## Texte fourni

====================

Le Spanda y fait indirectement allusion : « Cette énergie d'activité propre à Siva (ou Spanda), si elle opère dans le pasu est ce qui l'asservit. Mais c'est la même qui, bien comprise, se trouvant dans la voie du Soi procure la réalisation libératrice. » (48).


Pour un tel être muni de la parfaite compréhension de la Roue de l'énergie phonématique :

8 - Le corps est l'oblation rituelle

Le corps à forme subtile, à forme grossière que tous les êtres consacrent, Sujet, est l'oblation que ce grand yogi verse dans le feu de la Conscience dès que l'erreur qui identifie corps et Sujet connaissant a pris fin, car il s'absorbe perpétuellement dans le Sujet reconnu comme la Conscience absolue.

Le Vijnanabhairava déclare : « Lorsqu'on verse en oblation dans le feu sacrificiel, ce réceptacle du grand vide, les éléments, les organes, les objets, etc., y compris la pensée, voici la véritable oblation dans laquelle la conscience intériorisée fait office de cuillère sacrificielle. »

Le Timirodghata dit également : « Bien-aimée, ami, parent, donateur ou être intensément chéri, ô Déesse ! lorsqu'on dévore cet attachement à leur égard, on vole dans la Conscience comme une apsaras dans le ciel. » (Apsaras : jeu de mot sur anga, membre, attachement, et femme céleste volant dans le ciel, gaganangana, l'éther suprême de la conscience infinie libre de tout attachement.)

Ce qui signifie que l'on ne prend plus le corps pour le Sujet conscient.

Et la Bhagavad Gita : « D'autres versent en libation toutes les activités des facultés sensorielles et celles des souffles dans le feu de l'union (yoga) qui, enflammé par la Connaissance, est maîtrise de Soi. » (IV, 27).

La Spandakarika mentionne : « Lorsque son agitation s'apaise, l'état suprême se produit. » (9). On est agité quand on prend le corps, etc., pour le Je, selon l'explication que donne Sri Bhattakallata dans sa glose.

====================

## Lignes relevées

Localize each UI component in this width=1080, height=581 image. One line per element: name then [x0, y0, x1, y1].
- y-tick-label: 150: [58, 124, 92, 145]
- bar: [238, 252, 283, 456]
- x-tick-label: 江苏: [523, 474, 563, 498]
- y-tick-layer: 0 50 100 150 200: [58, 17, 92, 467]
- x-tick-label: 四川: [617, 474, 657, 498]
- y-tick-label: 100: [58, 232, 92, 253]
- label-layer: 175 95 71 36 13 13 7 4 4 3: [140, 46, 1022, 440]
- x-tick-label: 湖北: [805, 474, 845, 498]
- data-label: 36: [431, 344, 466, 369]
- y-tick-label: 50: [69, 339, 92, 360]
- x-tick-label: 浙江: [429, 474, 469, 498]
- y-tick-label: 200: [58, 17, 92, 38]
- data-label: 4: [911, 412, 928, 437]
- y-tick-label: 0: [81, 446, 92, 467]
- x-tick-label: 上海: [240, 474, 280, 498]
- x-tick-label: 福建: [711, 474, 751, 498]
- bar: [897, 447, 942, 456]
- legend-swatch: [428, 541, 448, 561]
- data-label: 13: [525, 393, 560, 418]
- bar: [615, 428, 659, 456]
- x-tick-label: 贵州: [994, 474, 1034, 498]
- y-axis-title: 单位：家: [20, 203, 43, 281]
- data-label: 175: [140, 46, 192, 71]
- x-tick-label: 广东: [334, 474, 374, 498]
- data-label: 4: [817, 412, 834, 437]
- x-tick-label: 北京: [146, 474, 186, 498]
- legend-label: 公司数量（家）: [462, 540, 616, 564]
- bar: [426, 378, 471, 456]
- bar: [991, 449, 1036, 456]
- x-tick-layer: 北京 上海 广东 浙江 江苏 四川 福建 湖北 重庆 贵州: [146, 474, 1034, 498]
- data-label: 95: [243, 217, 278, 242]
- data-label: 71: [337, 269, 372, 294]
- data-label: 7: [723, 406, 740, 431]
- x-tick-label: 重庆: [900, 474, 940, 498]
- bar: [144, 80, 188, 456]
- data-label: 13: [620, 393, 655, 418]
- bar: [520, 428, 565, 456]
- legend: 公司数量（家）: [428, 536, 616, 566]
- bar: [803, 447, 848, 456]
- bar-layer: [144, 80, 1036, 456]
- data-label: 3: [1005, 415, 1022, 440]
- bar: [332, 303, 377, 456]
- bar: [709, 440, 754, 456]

====================

## À faire
1. Recopiez du texte fourni tout ce qui va de « 8 - Le corps » jusqu'à « la Conscience absolue. ».
2. D'après le texte fourni, dans quel feu le grand yogi verse-t-il le corps en oblation ?

## Les réponses
1.
8 - Le corps est l'oblation rituelle

Le corps à forme subtile, à forme grossière que tous les êtres consacrent, Sujet, est l'oblation que ce grand yogi verse dans le feu de la Conscience dès que l'erreur qui identifie corps et Sujet connaissant a pris fin, car il s'absorbe perpétuellement dans le Sujet reconnu comme la Conscience absolue.

2. Dans le feu de la Conscience.